STATED EXERCISE: Put every line of the entries below into a Markdown table, skipping blank lines, with a "Row" column for the row number and a "Text" column for the line itself.

____

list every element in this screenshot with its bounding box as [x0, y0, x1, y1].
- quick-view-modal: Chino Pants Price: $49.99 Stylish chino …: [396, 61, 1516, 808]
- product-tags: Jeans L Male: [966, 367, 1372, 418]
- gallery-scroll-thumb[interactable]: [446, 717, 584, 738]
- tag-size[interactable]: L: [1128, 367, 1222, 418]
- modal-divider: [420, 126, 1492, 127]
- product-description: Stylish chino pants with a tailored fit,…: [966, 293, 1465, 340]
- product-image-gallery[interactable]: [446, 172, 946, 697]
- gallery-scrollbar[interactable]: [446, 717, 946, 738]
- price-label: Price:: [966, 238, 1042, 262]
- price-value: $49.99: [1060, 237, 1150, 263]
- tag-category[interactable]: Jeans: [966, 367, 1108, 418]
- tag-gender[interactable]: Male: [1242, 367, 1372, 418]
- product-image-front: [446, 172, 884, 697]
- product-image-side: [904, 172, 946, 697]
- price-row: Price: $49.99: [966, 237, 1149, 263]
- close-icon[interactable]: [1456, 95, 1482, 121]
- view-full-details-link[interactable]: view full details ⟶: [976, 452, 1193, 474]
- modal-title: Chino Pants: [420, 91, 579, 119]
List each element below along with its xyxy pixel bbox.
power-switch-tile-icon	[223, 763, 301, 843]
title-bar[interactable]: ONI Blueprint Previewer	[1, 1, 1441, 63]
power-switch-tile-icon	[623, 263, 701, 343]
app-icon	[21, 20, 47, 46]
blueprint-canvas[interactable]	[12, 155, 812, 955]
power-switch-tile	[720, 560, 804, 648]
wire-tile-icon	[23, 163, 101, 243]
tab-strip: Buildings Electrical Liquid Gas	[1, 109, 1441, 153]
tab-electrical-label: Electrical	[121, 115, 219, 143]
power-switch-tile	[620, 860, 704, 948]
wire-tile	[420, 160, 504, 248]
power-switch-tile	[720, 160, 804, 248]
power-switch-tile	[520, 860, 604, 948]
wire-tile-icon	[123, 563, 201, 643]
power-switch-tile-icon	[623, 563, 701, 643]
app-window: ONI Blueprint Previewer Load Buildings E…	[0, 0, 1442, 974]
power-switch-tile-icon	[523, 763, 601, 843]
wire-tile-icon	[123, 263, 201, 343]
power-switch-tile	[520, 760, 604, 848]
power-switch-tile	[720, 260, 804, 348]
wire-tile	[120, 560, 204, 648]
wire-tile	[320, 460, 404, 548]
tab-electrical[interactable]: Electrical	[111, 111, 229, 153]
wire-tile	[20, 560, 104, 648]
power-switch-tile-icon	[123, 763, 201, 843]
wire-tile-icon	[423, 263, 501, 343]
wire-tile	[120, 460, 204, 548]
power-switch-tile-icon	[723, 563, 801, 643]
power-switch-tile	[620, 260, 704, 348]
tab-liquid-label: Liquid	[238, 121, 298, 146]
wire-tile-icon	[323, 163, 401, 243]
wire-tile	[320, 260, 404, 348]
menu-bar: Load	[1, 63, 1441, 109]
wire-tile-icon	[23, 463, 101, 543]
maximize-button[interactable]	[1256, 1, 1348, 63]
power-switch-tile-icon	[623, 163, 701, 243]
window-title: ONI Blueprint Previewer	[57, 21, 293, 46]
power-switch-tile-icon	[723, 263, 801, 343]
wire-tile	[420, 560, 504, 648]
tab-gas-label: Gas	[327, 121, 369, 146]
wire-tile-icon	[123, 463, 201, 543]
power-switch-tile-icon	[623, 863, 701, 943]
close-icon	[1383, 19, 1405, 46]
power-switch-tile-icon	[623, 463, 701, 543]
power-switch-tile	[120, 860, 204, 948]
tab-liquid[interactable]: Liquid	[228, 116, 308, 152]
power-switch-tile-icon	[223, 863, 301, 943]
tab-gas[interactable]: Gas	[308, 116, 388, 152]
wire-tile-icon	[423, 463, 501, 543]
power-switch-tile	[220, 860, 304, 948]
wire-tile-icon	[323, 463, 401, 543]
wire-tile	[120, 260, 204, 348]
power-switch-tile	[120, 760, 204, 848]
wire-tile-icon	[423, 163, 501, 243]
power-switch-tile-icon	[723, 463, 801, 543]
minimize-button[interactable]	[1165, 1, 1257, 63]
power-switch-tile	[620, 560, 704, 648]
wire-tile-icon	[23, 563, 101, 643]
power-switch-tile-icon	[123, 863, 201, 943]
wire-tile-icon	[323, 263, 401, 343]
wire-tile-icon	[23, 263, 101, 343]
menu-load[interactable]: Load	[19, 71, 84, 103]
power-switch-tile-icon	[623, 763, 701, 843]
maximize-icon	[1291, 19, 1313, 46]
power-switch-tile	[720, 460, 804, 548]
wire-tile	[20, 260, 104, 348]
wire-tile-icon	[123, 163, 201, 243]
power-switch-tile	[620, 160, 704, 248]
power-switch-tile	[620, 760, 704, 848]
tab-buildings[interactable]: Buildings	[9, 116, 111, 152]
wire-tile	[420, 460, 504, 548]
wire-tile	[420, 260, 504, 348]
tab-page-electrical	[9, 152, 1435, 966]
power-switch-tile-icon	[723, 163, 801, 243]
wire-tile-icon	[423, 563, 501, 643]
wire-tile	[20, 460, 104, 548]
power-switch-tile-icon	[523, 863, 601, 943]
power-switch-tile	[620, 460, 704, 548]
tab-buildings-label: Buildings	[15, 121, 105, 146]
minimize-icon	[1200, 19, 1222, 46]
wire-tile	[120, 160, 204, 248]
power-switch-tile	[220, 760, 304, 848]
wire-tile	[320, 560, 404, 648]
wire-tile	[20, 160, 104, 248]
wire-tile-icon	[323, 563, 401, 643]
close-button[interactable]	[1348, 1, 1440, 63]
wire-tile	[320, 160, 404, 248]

____

FINISHED ANSWER:
| Row | Text |
|---|---|
| 1 | list every element in this screenshot with its bounding box as [x0, y0, x1, y1]. |
| 2 | - quick-view-modal: Chino Pants Price: $49.99 Stylish chino …: [396, 61, 1516, 808] |
| 3 | - product-tags: Jeans L Male: [966, 367, 1372, 418] |
| 4 | - gallery-scroll-thumb[interactable]: [446, 717, 584, 738] |
| 5 | - tag-size[interactable]: L: [1128, 367, 1222, 418] |
| 6 | - modal-divider: [420, 126, 1492, 127] |
| 7 | - product-description: Stylish chino pants with a tailored fit,…: [966, 293, 1465, 340] |
| 8 | - product-image-gallery[interactable]: [446, 172, 946, 697] |
| 9 | - gallery-scrollbar[interactable]: [446, 717, 946, 738] |
| 10 | - price-label: Price:: [966, 238, 1042, 262] |
| 11 | - price-value: $49.99: [1060, 237, 1150, 263] |
| 12 | - tag-category[interactable]: Jeans: [966, 367, 1108, 418] |
| 13 | - tag-gender[interactable]: Male: [1242, 367, 1372, 418] |
| 14 | - product-image-front: [446, 172, 884, 697] |
| 15 | - product-image-side: [904, 172, 946, 697] |
| 16 | - price-row: Price: $49.99: [966, 237, 1149, 263] |
| 17 | - close-icon[interactable]: [1456, 95, 1482, 121] |
| 18 | - view-full-details-link[interactable]: view full details ⟶: [976, 452, 1193, 474] |
| 19 | - modal-title: Chino Pants: [420, 91, 579, 119] |
| 20 | List each element below along with its xyxy pixel bbox. |
| 21 | power-switch-tile-icon	[223, 763, 301, 843] |
| 22 | title-bar[interactable]: ONI Blueprint Previewer	[1, 1, 1441, 63] |
| 23 | power-switch-tile-icon	[623, 263, 701, 343] |
| 24 | app-icon	[21, 20, 47, 46] |
| 25 | blueprint-canvas[interactable]	[12, 155, 812, 955] |
| 26 | power-switch-tile	[720, 560, 804, 648] |
| 27 | wire-tile-icon	[23, 163, 101, 243] |
| 28 | tab-strip: Buildings Electrical Liquid Gas	[1, 109, 1441, 153] |
| 29 | tab-electrical-label: Electrical	[121, 115, 219, 143] |
| 30 | power-switch-tile	[620, 860, 704, 948] |
| 31 | wire-tile	[420, 160, 504, 248] |
| 32 | power-switch-tile	[720, 160, 804, 248] |
| 33 | power-switch-tile	[520, 860, 604, 948] |
| 34 | wire-tile-icon	[123, 563, 201, 643] |
| 35 | power-switch-tile-icon	[623, 563, 701, 643] |
| 36 | app-window: ONI Blueprint Previewer Load Buildings E…	[0, 0, 1442, 974] |
| 37 | power-switch-tile-icon	[523, 763, 601, 843] |
| 38 | wire-tile-icon	[123, 263, 201, 343] |
| 39 | power-switch-tile	[520, 760, 604, 848] |
| 40 | power-switch-tile	[720, 260, 804, 348] |
| 41 | wire-tile	[120, 560, 204, 648] |
| 42 | wire-tile	[320, 460, 404, 548] |
| 43 | tab-electrical[interactable]: Electrical	[111, 111, 229, 153] |
| 44 | wire-tile	[20, 560, 104, 648] |
| 45 | power-switch-tile-icon	[123, 763, 201, 843] |
| 46 | wire-tile-icon	[423, 263, 501, 343] |
| 47 | wire-tile	[120, 460, 204, 548] |
| 48 | power-switch-tile-icon	[723, 563, 801, 643] |
| 49 | power-switch-tile	[620, 260, 704, 348] |
| 50 | tab-liquid-label: Liquid	[238, 121, 298, 146] |
| 51 | wire-tile-icon	[323, 163, 401, 243] |
| 52 | wire-tile	[320, 260, 404, 348] |
| 53 | menu-bar: Load	[1, 63, 1441, 109] |
| 54 | wire-tile-icon	[23, 463, 101, 543] |
| 55 | maximize-button[interactable]	[1256, 1, 1348, 63] |
| 56 | power-switch-tile-icon	[623, 163, 701, 243] |
| 57 | window-title: ONI Blueprint Previewer	[57, 21, 293, 46] |
| 58 | power-switch-tile-icon	[723, 263, 801, 343] |
| 59 | wire-tile	[420, 560, 504, 648] |
| 60 | tab-gas-label: Gas	[327, 121, 369, 146] |
| 61 | wire-tile-icon	[123, 463, 201, 543] |
| 62 | power-switch-tile-icon	[623, 863, 701, 943] |
| 63 | close-icon	[1383, 19, 1405, 46] |
| 64 | power-switch-tile-icon	[623, 463, 701, 543] |
| 65 | power-switch-tile	[120, 860, 204, 948] |
| 66 | tab-liquid[interactable]: Liquid	[228, 116, 308, 152] |
| 67 | power-switch-tile-icon	[223, 863, 301, 943] |
| 68 | tab-gas[interactable]: Gas	[308, 116, 388, 152] |
| 69 | wire-tile-icon	[423, 463, 501, 543] |
| 70 | power-switch-tile	[220, 860, 304, 948] |
| 71 | wire-tile-icon	[323, 463, 401, 543] |
| 72 | wire-tile	[120, 260, 204, 348] |
| 73 | power-switch-tile	[120, 760, 204, 848] |
| 74 | wire-tile-icon	[423, 163, 501, 243] |
| 75 | power-switch-tile-icon	[723, 463, 801, 543] |
| 76 | minimize-button[interactable]	[1165, 1, 1257, 63] |
| 77 | power-switch-tile	[620, 560, 704, 648] |
| 78 | wire-tile-icon	[23, 563, 101, 643] |
| 79 | power-switch-tile-icon	[123, 863, 201, 943] |
| 80 | wire-tile-icon	[323, 263, 401, 343] |
| 81 | wire-tile-icon	[23, 263, 101, 343] |
| 82 | menu-load[interactable]: Load	[19, 71, 84, 103] |
| 83 | power-switch-tile-icon	[623, 763, 701, 843] |
| 84 | maximize-icon	[1291, 19, 1313, 46] |
| 85 | power-switch-tile	[720, 460, 804, 548] |
| 86 | wire-tile	[20, 260, 104, 348] |
| 87 | wire-tile-icon	[123, 163, 201, 243] |
| 88 | power-switch-tile	[620, 160, 704, 248] |
| 89 | power-switch-tile	[620, 760, 704, 848] |
| 90 | tab-buildings[interactable]: Buildings	[9, 116, 111, 152] |
| 91 | wire-tile	[420, 460, 504, 548] |
| 92 | wire-tile	[420, 260, 504, 348] |
| 93 | tab-page-electrical	[9, 152, 1435, 966] |
| 94 | power-switch-tile-icon	[723, 163, 801, 243] |
| 95 | wire-tile-icon	[423, 563, 501, 643] |
| 96 | wire-tile	[20, 460, 104, 548] |
| 97 | power-switch-tile-icon	[523, 863, 601, 943] |
| 98 | power-switch-tile	[620, 460, 704, 548] |
| 99 | tab-buildings-label: Buildings	[15, 121, 105, 146] |
| 100 | minimize-icon	[1200, 19, 1222, 46] |
| 101 | wire-tile	[120, 160, 204, 248] |
| 102 | power-switch-tile	[220, 760, 304, 848] |
| 103 | wire-tile	[320, 560, 404, 648] |
| 104 | wire-tile	[20, 160, 104, 248] |
| 105 | wire-tile-icon	[323, 563, 401, 643] |
| 106 | close-button[interactable]	[1348, 1, 1440, 63] |
| 107 | wire-tile	[320, 160, 404, 248] |